Data entries

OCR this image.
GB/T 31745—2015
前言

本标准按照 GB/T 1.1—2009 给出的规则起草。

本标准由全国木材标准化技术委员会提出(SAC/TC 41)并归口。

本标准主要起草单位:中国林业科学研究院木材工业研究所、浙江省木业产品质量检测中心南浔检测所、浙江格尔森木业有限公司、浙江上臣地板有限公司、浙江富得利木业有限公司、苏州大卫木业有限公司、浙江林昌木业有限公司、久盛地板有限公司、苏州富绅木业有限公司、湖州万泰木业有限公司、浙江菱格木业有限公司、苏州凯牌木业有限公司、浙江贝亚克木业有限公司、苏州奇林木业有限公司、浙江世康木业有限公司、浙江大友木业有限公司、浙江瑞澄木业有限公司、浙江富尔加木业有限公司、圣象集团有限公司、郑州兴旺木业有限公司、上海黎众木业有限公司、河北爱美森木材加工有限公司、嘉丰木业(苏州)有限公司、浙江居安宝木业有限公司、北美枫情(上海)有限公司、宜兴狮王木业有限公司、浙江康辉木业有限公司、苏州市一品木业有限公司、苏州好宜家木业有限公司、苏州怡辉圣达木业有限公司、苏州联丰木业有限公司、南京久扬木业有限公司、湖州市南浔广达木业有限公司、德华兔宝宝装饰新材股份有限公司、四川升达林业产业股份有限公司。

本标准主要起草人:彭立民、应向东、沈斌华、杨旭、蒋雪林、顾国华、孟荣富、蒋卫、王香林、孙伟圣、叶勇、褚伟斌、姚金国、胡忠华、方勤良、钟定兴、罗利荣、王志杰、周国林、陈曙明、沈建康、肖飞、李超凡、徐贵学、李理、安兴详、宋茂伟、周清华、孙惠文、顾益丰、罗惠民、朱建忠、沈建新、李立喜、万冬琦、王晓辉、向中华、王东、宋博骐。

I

◆ **Short task**: Write out the material from the first line to the last, exactly.

◆ **Final answer**:
OCR this image.
GB/T 31745—2015
前言

本标准按照 GB/T 1.1—2009 给出的规则起草。

本标准由全国木材标准化技术委员会提出(SAC/TC 41)并归口。

本标准主要起草单位:中国林业科学研究院木材工业研究所、浙江省木业产品质量检测中心南浔检测所、浙江格尔森木业有限公司、浙江上臣地板有限公司、浙江富得利木业有限公司、苏州大卫木业有限公司、浙江林昌木业有限公司、久盛地板有限公司、苏州富绅木业有限公司、湖州万泰木业有限公司、浙江菱格木业有限公司、苏州凯牌木业有限公司、浙江贝亚克木业有限公司、苏州奇林木业有限公司、浙江世康木业有限公司、浙江大友木业有限公司、浙江瑞澄木业有限公司、浙江富尔加木业有限公司、圣象集团有限公司、郑州兴旺木业有限公司、上海黎众木业有限公司、河北爱美森木材加工有限公司、嘉丰木业(苏州)有限公司、浙江居安宝木业有限公司、北美枫情(上海)有限公司、宜兴狮王木业有限公司、浙江康辉木业有限公司、苏州市一品木业有限公司、苏州好宜家木业有限公司、苏州怡辉圣达木业有限公司、苏州联丰木业有限公司、南京久扬木业有限公司、湖州市南浔广达木业有限公司、德华兔宝宝装饰新材股份有限公司、四川升达林业产业股份有限公司。

本标准主要起草人:彭立民、应向东、沈斌华、杨旭、蒋雪林、顾国华、孟荣富、蒋卫、王香林、孙伟圣、叶勇、褚伟斌、姚金国、胡忠华、方勤良、钟定兴、罗利荣、王志杰、周国林、陈曙明、沈建康、肖飞、李超凡、徐贵学、李理、安兴详、宋茂伟、周清华、孙惠文、顾益丰、罗惠民、朱建忠、沈建新、李立喜、万冬琦、王晓辉、向中华、王东、宋博骐。

I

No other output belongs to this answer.